Problem requirements:
Could you give the data below again, exactly and completely?

◆ ◆ ◆

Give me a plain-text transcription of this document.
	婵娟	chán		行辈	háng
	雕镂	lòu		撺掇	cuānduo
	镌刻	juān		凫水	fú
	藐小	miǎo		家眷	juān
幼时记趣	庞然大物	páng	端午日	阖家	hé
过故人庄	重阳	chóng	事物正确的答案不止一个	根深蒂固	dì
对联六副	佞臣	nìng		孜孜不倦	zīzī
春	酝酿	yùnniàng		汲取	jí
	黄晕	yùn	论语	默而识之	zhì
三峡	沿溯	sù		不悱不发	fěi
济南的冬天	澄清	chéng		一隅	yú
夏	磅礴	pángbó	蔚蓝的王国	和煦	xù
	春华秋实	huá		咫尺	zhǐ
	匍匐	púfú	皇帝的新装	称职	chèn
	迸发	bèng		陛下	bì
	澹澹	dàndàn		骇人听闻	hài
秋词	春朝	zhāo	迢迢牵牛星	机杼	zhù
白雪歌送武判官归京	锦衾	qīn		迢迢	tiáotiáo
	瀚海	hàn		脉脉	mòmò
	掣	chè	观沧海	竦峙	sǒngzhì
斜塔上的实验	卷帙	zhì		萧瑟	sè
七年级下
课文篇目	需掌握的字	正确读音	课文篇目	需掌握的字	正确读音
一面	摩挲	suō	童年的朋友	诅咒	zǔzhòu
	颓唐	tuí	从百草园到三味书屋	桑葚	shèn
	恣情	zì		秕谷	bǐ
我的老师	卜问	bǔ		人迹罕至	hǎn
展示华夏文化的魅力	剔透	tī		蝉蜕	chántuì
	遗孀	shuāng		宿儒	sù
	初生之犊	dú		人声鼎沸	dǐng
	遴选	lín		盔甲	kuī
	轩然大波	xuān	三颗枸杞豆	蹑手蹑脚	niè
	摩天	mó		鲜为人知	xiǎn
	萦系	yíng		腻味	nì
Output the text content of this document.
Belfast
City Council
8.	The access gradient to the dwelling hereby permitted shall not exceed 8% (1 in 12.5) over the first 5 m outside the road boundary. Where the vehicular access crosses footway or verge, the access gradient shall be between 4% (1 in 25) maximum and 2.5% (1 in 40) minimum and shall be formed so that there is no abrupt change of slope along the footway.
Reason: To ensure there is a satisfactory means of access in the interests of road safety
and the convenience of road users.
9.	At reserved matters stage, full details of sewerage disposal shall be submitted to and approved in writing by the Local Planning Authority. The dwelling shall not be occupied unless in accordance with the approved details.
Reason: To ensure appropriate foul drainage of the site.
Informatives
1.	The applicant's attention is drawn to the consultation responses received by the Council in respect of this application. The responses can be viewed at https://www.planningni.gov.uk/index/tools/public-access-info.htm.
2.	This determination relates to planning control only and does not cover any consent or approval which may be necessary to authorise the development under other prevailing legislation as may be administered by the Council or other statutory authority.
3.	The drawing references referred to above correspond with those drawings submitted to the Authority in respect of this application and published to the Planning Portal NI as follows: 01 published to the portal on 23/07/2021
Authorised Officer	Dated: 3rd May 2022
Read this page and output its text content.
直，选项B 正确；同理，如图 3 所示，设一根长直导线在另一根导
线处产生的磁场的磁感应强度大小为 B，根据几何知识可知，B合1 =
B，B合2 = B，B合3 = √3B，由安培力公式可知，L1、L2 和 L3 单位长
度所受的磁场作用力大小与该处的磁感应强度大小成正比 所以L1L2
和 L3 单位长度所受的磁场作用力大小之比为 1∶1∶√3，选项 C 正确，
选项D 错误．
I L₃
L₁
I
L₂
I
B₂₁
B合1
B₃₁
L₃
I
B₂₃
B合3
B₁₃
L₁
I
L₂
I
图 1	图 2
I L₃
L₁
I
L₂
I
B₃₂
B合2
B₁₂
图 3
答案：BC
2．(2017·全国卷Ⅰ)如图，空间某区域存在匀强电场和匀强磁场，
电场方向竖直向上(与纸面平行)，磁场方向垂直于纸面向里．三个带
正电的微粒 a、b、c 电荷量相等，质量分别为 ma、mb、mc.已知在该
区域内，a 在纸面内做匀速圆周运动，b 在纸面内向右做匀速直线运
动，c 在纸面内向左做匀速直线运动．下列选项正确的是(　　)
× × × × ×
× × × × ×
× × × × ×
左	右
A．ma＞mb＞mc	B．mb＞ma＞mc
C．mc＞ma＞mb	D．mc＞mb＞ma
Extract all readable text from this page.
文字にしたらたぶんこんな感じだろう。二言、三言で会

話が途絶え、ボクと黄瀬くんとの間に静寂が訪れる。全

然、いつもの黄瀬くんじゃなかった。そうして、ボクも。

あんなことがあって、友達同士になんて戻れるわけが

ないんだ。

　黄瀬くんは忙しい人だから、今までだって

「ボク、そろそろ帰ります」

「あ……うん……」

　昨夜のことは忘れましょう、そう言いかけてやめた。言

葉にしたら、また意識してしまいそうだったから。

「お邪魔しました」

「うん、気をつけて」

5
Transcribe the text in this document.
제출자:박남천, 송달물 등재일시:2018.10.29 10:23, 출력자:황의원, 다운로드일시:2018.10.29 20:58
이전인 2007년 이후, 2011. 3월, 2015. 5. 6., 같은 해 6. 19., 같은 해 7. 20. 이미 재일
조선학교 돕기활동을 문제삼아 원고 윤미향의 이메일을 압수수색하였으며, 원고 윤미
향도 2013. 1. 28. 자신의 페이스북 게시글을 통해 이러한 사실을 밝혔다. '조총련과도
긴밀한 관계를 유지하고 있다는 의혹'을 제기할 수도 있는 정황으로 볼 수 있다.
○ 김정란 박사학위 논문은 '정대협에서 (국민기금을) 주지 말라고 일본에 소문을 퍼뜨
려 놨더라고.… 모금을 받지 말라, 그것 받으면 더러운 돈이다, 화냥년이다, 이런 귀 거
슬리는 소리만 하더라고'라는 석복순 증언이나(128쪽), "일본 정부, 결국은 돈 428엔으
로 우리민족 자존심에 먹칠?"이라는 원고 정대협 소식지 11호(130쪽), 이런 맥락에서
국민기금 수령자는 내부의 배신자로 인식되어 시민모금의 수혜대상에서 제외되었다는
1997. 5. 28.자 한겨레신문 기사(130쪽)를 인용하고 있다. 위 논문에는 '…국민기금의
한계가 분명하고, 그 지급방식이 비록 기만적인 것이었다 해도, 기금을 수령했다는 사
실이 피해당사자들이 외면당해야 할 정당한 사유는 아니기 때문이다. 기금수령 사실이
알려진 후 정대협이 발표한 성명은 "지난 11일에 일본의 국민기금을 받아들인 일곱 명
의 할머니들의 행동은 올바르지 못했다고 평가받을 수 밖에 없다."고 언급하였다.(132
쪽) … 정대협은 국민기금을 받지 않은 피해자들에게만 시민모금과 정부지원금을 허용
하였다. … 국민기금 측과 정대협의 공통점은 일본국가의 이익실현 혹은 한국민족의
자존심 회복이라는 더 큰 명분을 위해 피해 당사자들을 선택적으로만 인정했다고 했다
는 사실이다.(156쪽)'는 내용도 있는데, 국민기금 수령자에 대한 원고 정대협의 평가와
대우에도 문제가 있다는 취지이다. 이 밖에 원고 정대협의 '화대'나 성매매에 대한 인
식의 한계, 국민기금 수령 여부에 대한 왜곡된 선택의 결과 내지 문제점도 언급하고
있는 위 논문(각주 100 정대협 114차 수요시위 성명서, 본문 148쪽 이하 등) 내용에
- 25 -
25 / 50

◆ ◆ ◆

Correct answer:
Give me a plain-text transcription of this document.
	婵娟	chán		行辈	háng
	雕镂	lòu		撺掇	cuānduo
	镌刻	juān		凫水	fú
	藐小	miǎo		家眷	juān
幼时记趣	庞然大物	páng	端午日	阖家	hé
过故人庄	重阳	chóng	事物正确的答案不止一个	根深蒂固	dì
对联六副	佞臣	nìng		孜孜不倦	zīzī
春	酝酿	yùnniàng		汲取	jí
	黄晕	yùn	论语	默而识之	zhì
三峡	沿溯	sù		不悱不发	fěi
济南的冬天	澄清	chéng		一隅	yú
夏	磅礴	pángbó	蔚蓝的王国	和煦	xù
	春华秋实	huá		咫尺	zhǐ
	匍匐	púfú	皇帝的新装	称职	chèn
	迸发	bèng		陛下	bì
	澹澹	dàndàn		骇人听闻	hài
秋词	春朝	zhāo	迢迢牵牛星	机杼	zhù
白雪歌送武判官归京	锦衾	qīn		迢迢	tiáotiáo
	瀚海	hàn		脉脉	mòmò
	掣	chè	观沧海	竦峙	sǒngzhì
斜塔上的实验	卷帙	zhì		萧瑟	sè
七年级下
课文篇目	需掌握的字	正确读音	课文篇目	需掌握的字	正确读音
一面	摩挲	suō	童年的朋友	诅咒	zǔzhòu
	颓唐	tuí	从百草园到三味书屋	桑葚	shèn
	恣情	zì		秕谷	bǐ
我的老师	卜问	bǔ		人迹罕至	hǎn
展示华夏文化的魅力	剔透	tī		蝉蜕	chántuì
	遗孀	shuāng		宿儒	sù
	初生之犊	dú		人声鼎沸	dǐng
	遴选	lín		盔甲	kuī
	轩然大波	xuān	三颗枸杞豆	蹑手蹑脚	niè
	摩天	mó		鲜为人知	xiǎn
	萦系	yíng		腻味	nì
Output the text content of this document.
Belfast
City Council
8.	The access gradient to the dwelling hereby permitted shall not exceed 8% (1 in 12.5) over the first 5 m outside the road boundary. Where the vehicular access crosses footway or verge, the access gradient shall be between 4% (1 in 25) maximum and 2.5% (1 in 40) minimum and shall be formed so that there is no abrupt change of slope along the footway.
Reason: To ensure there is a satisfactory means of access in the interests of road safety
and the convenience of road users.
9.	At reserved matters stage, full details of sewerage disposal shall be submitted to and approved in writing by the Local Planning Authority. The dwelling shall not be occupied unless in accordance with the approved details.
Reason: To ensure appropriate foul drainage of the site.
Informatives
1.	The applicant's attention is drawn to the consultation responses received by the Council in respect of this application. The responses can be viewed at https://www.planningni.gov.uk/index/tools/public-access-info.htm.
2.	This determination relates to planning control only and does not cover any consent or approval which may be necessary to authorise the development under other prevailing legislation as may be administered by the Council or other statutory authority.
3.	The drawing references referred to above correspond with those drawings submitted to the Authority in respect of this application and published to the Planning Portal NI as follows: 01 published to the portal on 23/07/2021
Authorised Officer	Dated: 3rd May 2022
Read this page and output its text content.
直，选项B 正确；同理，如图 3 所示，设一根长直导线在另一根导
线处产生的磁场的磁感应强度大小为 B，根据几何知识可知，B合1 =
B，B合2 = B，B合3 = √3B，由安培力公式可知，L1、L2 和 L3 单位长
度所受的磁场作用力大小与该处的磁感应强度大小成正比 所以L1L2
和 L3 单位长度所受的磁场作用力大小之比为 1∶1∶√3，选项 C 正确，
选项D 错误．
I L₃
L₁
I
L₂
I
B₂₁
B合1
B₃₁
L₃
I
B₂₃
B合3
B₁₃
L₁
I
L₂
I
图 1	图 2
I L₃
L₁
I
L₂
I
B₃₂
B合2
B₁₂
图 3
答案：BC
2．(2017·全国卷Ⅰ)如图，空间某区域存在匀强电场和匀强磁场，
电场方向竖直向上(与纸面平行)，磁场方向垂直于纸面向里．三个带
正电的微粒 a、b、c 电荷量相等，质量分别为 ma、mb、mc.已知在该
区域内，a 在纸面内做匀速圆周运动，b 在纸面内向右做匀速直线运
动，c 在纸面内向左做匀速直线运动．下列选项正确的是(　　)
× × × × ×
× × × × ×
× × × × ×
左	右
A．ma＞mb＞mc	B．mb＞ma＞mc
C．mc＞ma＞mb	D．mc＞mb＞ma
Extract all readable text from this page.
文字にしたらたぶんこんな感じだろう。二言、三言で会

話が途絶え、ボクと黄瀬くんとの間に静寂が訪れる。全

然、いつもの黄瀬くんじゃなかった。そうして、ボクも。

あんなことがあって、友達同士になんて戻れるわけが

ないんだ。

　黄瀬くんは忙しい人だから、今までだって

「ボク、そろそろ帰ります」

「あ……うん……」

　昨夜のことは忘れましょう、そう言いかけてやめた。言

葉にしたら、また意識してしまいそうだったから。

「お邪魔しました」

「うん、気をつけて」

5
Transcribe the text in this document.
제출자:박남천, 송달물 등재일시:2018.10.29 10:23, 출력자:황의원, 다운로드일시:2018.10.29 20:58
이전인 2007년 이후, 2011. 3월, 2015. 5. 6., 같은 해 6. 19., 같은 해 7. 20. 이미 재일
조선학교 돕기활동을 문제삼아 원고 윤미향의 이메일을 압수수색하였으며, 원고 윤미
향도 2013. 1. 28. 자신의 페이스북 게시글을 통해 이러한 사실을 밝혔다. '조총련과도
긴밀한 관계를 유지하고 있다는 의혹'을 제기할 수도 있는 정황으로 볼 수 있다.
○ 김정란 박사학위 논문은 '정대협에서 (국민기금을) 주지 말라고 일본에 소문을 퍼뜨
려 놨더라고.… 모금을 받지 말라, 그것 받으면 더러운 돈이다, 화냥년이다, 이런 귀 거
슬리는 소리만 하더라고'라는 석복순 증언이나(128쪽), "일본 정부, 결국은 돈 428엔으
로 우리민족 자존심에 먹칠?"이라는 원고 정대협 소식지 11호(130쪽), 이런 맥락에서
국민기금 수령자는 내부의 배신자로 인식되어 시민모금의 수혜대상에서 제외되었다는
1997. 5. 28.자 한겨레신문 기사(130쪽)를 인용하고 있다. 위 논문에는 '…국민기금의
한계가 분명하고, 그 지급방식이 비록 기만적인 것이었다 해도, 기금을 수령했다는 사
실이 피해당사자들이 외면당해야 할 정당한 사유는 아니기 때문이다. 기금수령 사실이
알려진 후 정대협이 발표한 성명은 "지난 11일에 일본의 국민기금을 받아들인 일곱 명
의 할머니들의 행동은 올바르지 못했다고 평가받을 수 밖에 없다."고 언급하였다.(132
쪽) … 정대협은 국민기금을 받지 않은 피해자들에게만 시민모금과 정부지원금을 허용
하였다. … 국민기금 측과 정대협의 공통점은 일본국가의 이익실현 혹은 한국민족의
자존심 회복이라는 더 큰 명분을 위해 피해 당사자들을 선택적으로만 인정했다고 했다
는 사실이다.(156쪽)'는 내용도 있는데, 국민기금 수령자에 대한 원고 정대협의 평가와
대우에도 문제가 있다는 취지이다. 이 밖에 원고 정대협의 '화대'나 성매매에 대한 인
식의 한계, 국민기금 수령 여부에 대한 왜곡된 선택의 결과 내지 문제점도 언급하고
있는 위 논문(각주 100 정대협 114차 수요시위 성명서, 본문 148쪽 이하 등) 내용에
- 25 -
25 / 50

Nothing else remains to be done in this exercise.